__Directions for this task__.
Pick every line with "legend" from the material below.

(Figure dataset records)
□ □ □ □ □

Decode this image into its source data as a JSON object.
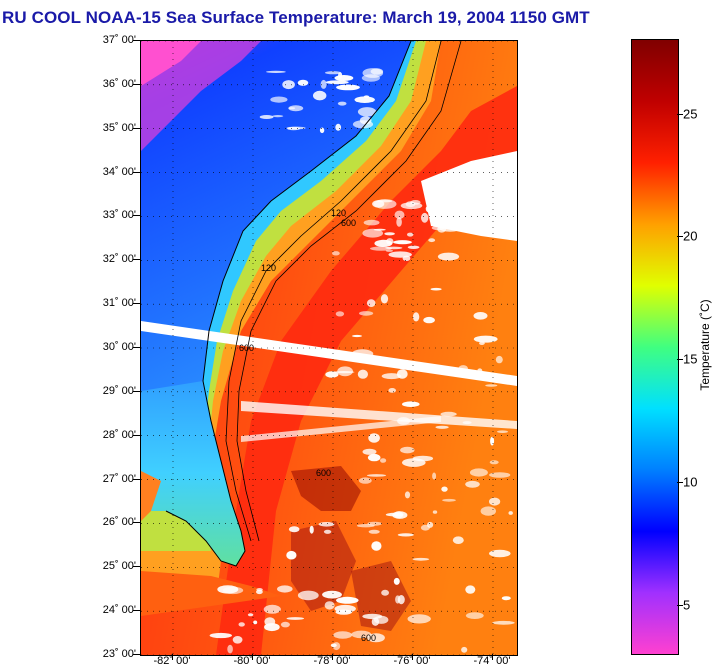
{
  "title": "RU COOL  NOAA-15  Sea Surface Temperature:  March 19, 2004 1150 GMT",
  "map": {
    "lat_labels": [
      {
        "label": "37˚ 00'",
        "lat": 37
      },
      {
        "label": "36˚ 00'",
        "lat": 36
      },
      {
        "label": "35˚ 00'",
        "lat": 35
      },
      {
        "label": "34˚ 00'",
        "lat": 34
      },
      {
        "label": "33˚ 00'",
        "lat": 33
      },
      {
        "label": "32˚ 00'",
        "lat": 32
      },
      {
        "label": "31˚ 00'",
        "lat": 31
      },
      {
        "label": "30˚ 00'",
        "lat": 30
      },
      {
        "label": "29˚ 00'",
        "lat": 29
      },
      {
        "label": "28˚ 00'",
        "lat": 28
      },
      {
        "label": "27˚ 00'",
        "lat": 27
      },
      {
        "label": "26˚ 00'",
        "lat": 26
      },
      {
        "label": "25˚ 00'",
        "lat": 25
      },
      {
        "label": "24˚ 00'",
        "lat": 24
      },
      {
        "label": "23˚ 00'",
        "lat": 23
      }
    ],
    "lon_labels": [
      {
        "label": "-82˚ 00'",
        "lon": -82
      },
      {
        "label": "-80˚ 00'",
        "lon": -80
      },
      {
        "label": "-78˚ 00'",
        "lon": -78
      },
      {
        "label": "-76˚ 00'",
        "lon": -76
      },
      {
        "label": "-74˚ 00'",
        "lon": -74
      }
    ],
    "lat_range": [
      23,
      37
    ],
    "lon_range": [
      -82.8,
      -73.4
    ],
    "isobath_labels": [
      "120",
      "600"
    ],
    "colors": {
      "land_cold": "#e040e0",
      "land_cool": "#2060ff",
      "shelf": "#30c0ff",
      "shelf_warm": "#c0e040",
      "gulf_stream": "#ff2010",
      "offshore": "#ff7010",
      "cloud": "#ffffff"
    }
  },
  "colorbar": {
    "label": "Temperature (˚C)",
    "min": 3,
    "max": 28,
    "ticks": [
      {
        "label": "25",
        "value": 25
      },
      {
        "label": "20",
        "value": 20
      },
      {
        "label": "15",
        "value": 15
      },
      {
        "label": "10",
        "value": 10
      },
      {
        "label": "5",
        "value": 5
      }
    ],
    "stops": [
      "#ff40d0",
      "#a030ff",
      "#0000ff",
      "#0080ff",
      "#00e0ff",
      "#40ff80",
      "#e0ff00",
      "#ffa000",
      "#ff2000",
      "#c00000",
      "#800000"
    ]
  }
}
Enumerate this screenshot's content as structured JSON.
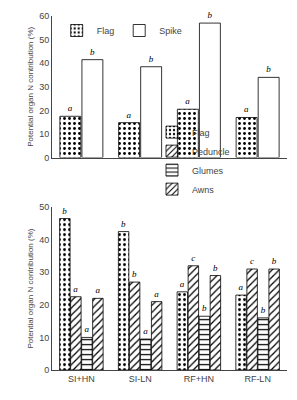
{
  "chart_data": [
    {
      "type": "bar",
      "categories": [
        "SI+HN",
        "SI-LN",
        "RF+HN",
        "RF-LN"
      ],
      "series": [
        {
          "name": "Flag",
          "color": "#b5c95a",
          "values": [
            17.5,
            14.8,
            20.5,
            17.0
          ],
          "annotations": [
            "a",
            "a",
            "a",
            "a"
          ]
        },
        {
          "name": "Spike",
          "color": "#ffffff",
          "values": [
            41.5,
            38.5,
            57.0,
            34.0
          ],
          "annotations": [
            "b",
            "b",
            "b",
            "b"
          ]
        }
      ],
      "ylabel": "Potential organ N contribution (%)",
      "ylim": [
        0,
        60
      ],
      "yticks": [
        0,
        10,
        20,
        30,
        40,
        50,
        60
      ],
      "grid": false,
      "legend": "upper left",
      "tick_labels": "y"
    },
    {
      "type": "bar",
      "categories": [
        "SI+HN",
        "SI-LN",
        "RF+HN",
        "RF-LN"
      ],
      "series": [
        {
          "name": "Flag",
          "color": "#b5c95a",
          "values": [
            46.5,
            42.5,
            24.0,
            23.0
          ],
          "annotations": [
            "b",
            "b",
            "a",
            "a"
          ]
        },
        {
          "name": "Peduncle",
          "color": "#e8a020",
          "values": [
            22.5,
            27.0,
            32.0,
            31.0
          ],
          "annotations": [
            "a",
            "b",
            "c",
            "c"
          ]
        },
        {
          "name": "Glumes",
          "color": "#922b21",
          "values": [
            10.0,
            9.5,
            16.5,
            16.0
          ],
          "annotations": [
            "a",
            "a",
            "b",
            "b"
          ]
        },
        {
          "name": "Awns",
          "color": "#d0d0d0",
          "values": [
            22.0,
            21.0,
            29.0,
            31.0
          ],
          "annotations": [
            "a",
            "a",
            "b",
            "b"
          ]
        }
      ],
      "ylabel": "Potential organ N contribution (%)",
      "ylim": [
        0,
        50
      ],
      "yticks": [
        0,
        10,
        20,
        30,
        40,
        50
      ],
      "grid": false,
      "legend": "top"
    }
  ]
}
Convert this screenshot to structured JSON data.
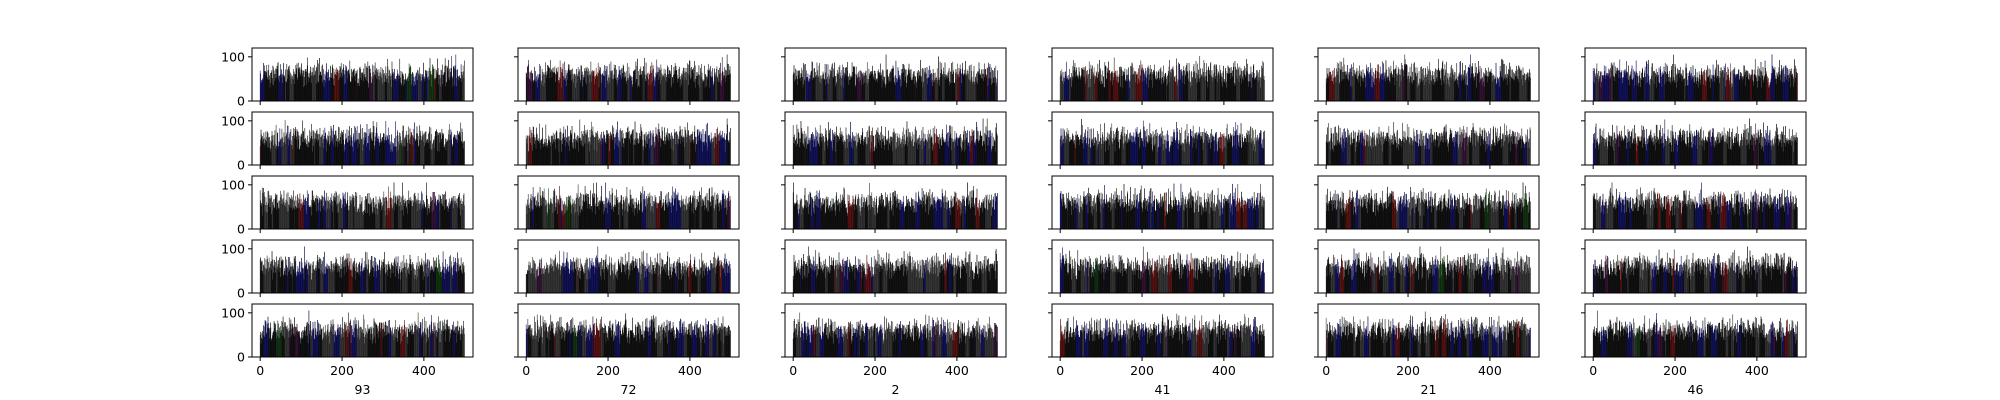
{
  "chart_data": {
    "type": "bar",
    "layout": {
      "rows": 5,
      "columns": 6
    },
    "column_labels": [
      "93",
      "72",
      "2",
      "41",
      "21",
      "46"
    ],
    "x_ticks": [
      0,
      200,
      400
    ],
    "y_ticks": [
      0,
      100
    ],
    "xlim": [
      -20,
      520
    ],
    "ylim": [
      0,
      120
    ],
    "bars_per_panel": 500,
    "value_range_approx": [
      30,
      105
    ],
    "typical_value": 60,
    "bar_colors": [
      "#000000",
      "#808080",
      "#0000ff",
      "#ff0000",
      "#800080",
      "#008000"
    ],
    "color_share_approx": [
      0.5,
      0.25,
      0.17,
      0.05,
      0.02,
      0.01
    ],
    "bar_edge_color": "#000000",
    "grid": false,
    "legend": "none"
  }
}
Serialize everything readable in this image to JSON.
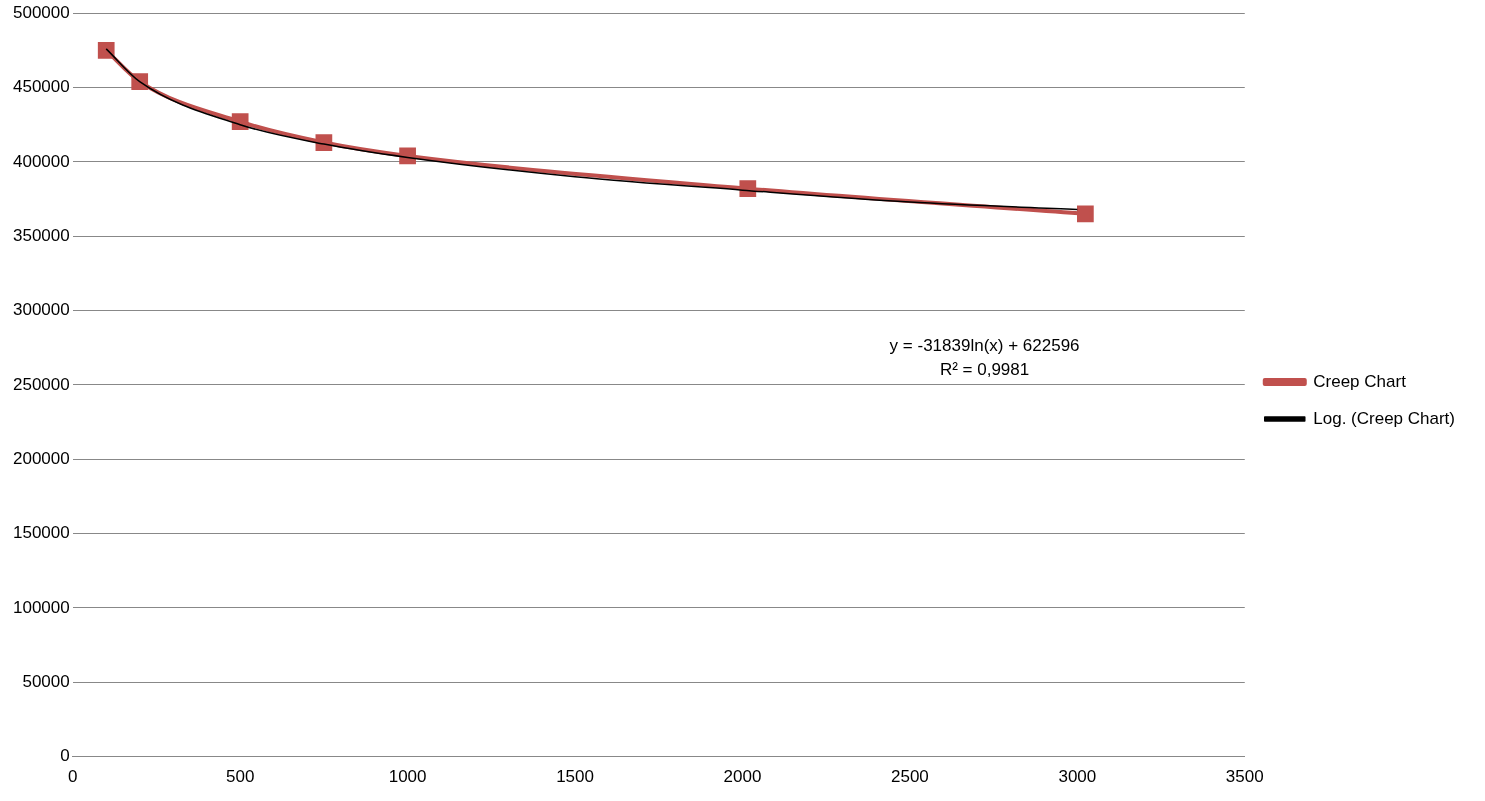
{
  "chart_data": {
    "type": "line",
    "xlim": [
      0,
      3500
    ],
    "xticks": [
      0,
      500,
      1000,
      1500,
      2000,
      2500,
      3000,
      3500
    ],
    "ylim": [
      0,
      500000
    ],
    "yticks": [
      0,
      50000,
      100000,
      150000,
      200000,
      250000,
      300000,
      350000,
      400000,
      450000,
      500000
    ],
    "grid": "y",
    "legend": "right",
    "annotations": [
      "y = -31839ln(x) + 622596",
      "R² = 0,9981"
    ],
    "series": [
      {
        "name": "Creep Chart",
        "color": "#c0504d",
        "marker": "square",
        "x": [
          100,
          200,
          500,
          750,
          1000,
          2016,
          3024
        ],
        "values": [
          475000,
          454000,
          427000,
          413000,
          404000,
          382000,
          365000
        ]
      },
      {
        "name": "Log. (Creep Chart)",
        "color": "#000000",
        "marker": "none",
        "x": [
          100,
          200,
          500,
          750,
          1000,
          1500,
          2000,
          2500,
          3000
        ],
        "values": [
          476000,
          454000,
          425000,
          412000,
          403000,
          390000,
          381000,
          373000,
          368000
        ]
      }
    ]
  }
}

□ □ □ □ □

__Task answer__.
      "legend": "upper left",
      "legend": "top"
    "legend": "none"
    "legend": "right",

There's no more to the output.